> _The task_: Please give the data below again in full, exactly as it stands.

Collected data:
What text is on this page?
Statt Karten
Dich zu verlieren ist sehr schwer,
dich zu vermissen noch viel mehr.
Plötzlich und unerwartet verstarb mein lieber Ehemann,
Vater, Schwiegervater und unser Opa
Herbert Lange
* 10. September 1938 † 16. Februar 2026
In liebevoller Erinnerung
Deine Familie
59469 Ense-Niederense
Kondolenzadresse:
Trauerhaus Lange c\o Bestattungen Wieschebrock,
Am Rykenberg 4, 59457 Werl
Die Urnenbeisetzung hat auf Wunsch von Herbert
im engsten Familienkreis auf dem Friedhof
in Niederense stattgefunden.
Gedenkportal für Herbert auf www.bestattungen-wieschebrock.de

> _Completed exercise_:
What text is on this page?
Statt Karten
Dich zu verlieren ist sehr schwer,
dich zu vermissen noch viel mehr.
Plötzlich und unerwartet verstarb mein lieber Ehemann,
Vater, Schwiegervater und unser Opa
Herbert Lange
* 10. September 1938 † 16. Februar 2026
In liebevoller Erinnerung
Deine Familie
59469 Ense-Niederense
Kondolenzadresse:
Trauerhaus Lange c\o Bestattungen Wieschebrock,
Am Rykenberg 4, 59457 Werl
Die Urnenbeisetzung hat auf Wunsch von Herbert
im engsten Familienkreis auf dem Friedhof
in Niederense stattgefunden.
Gedenkportal für Herbert auf www.bestattungen-wieschebrock.de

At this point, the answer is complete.